### What this task involves
Copy out, from the entries below, each line holding the string "salary".

### Dataset rows
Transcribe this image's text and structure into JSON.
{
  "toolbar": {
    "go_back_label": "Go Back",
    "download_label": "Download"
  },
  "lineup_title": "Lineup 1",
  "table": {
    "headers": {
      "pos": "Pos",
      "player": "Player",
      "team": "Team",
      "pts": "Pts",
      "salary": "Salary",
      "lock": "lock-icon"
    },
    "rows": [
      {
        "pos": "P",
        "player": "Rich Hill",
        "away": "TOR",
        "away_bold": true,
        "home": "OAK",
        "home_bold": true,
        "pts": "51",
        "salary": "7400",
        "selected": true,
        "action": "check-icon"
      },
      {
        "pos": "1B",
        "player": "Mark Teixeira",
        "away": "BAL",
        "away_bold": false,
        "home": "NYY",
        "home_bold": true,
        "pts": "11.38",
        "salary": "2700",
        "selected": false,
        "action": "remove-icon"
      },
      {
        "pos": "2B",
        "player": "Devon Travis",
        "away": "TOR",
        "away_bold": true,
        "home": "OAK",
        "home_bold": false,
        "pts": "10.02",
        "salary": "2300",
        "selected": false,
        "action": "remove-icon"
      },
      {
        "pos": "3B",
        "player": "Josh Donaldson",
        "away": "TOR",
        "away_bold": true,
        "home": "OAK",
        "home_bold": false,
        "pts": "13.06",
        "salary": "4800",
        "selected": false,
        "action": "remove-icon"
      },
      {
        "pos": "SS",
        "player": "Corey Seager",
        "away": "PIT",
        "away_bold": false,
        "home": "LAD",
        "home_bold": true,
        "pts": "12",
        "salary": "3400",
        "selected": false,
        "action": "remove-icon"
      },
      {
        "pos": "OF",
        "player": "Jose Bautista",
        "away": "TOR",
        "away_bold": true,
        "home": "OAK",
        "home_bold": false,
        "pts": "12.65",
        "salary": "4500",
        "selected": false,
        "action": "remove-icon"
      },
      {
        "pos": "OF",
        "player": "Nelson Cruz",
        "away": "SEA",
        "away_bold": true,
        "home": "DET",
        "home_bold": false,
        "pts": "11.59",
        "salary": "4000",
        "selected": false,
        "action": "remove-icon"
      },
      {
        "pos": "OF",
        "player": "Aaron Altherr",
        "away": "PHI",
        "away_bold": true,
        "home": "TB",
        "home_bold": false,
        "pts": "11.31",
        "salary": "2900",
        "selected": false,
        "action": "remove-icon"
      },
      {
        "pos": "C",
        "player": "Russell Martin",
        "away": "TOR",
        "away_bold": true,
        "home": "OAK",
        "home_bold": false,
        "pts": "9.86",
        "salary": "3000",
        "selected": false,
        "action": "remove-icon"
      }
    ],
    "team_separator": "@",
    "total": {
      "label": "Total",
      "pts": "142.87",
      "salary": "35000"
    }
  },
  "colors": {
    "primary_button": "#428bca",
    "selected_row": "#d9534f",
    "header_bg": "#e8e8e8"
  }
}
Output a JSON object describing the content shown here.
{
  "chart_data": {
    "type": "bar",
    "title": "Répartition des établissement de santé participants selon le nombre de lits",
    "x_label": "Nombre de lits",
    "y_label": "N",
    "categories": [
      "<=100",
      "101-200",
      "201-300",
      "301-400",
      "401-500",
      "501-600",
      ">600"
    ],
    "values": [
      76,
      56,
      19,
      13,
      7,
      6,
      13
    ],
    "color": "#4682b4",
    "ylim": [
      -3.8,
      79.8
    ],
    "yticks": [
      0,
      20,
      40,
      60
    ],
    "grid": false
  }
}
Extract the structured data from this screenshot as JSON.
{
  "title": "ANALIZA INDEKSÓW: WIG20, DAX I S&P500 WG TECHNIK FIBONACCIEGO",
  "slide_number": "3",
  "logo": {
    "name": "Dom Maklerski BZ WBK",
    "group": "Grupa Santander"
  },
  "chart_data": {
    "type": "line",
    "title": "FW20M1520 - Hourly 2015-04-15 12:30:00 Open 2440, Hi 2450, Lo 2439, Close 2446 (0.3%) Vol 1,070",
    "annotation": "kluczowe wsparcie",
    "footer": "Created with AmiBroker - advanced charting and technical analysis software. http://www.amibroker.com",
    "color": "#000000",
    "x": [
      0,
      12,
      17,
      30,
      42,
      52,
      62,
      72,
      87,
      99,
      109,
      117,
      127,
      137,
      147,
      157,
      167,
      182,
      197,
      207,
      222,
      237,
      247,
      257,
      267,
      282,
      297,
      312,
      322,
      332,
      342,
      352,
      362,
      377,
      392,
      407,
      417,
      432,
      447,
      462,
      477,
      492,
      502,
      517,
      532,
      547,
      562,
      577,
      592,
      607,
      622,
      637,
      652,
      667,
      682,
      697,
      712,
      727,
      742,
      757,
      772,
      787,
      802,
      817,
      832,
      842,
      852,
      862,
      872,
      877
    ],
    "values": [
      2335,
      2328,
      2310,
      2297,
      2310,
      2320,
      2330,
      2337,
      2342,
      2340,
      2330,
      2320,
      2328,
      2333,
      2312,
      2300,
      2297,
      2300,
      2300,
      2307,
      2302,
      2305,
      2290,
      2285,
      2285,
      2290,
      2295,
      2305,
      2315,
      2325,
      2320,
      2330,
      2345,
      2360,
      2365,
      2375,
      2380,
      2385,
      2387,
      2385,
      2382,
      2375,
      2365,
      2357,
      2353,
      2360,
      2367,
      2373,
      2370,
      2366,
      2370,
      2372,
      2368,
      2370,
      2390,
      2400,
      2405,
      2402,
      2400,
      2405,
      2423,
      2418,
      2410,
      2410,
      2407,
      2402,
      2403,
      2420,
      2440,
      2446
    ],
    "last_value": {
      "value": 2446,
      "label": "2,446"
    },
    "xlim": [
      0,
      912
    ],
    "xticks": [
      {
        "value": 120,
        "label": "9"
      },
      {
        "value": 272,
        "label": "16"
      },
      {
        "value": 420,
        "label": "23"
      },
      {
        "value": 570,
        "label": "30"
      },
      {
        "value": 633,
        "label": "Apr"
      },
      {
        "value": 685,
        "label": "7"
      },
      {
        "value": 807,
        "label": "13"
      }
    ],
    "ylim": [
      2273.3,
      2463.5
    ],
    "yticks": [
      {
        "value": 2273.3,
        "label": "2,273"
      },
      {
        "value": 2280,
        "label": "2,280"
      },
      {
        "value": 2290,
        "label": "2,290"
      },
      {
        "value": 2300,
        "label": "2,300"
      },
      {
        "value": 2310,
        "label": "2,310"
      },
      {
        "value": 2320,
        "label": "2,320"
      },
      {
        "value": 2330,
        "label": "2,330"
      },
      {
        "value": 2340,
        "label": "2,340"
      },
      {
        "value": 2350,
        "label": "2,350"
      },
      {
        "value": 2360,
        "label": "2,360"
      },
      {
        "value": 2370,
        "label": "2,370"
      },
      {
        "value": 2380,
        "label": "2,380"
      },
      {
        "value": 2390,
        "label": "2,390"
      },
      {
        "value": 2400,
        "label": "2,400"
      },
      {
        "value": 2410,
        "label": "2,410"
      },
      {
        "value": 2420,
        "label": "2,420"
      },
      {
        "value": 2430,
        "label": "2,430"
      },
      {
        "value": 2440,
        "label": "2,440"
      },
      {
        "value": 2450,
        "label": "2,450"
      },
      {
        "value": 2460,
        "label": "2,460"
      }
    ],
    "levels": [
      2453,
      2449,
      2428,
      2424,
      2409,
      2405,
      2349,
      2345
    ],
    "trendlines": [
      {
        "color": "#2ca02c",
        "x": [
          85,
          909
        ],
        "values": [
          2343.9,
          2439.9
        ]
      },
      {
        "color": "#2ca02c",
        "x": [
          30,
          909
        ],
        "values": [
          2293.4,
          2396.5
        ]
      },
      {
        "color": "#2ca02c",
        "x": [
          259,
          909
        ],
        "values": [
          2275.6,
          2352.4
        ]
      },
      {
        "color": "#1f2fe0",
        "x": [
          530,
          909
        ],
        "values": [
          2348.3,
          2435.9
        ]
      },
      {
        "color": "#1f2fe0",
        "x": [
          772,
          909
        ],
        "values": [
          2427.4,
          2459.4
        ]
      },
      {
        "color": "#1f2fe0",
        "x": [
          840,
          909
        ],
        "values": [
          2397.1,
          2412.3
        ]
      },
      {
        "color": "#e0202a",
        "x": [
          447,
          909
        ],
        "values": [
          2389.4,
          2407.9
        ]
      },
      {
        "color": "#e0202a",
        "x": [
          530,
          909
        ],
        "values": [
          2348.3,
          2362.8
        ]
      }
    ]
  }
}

### Exercise response
      "salary": "Salary",
        "salary": "7400",
        "salary": "2700",
        "salary": "2300",
        "salary": "4800",
        "salary": "3400",
        "salary": "4500",
        "salary": "4000",
        "salary": "2900",
        "salary": "3000",
      "salary": "35000"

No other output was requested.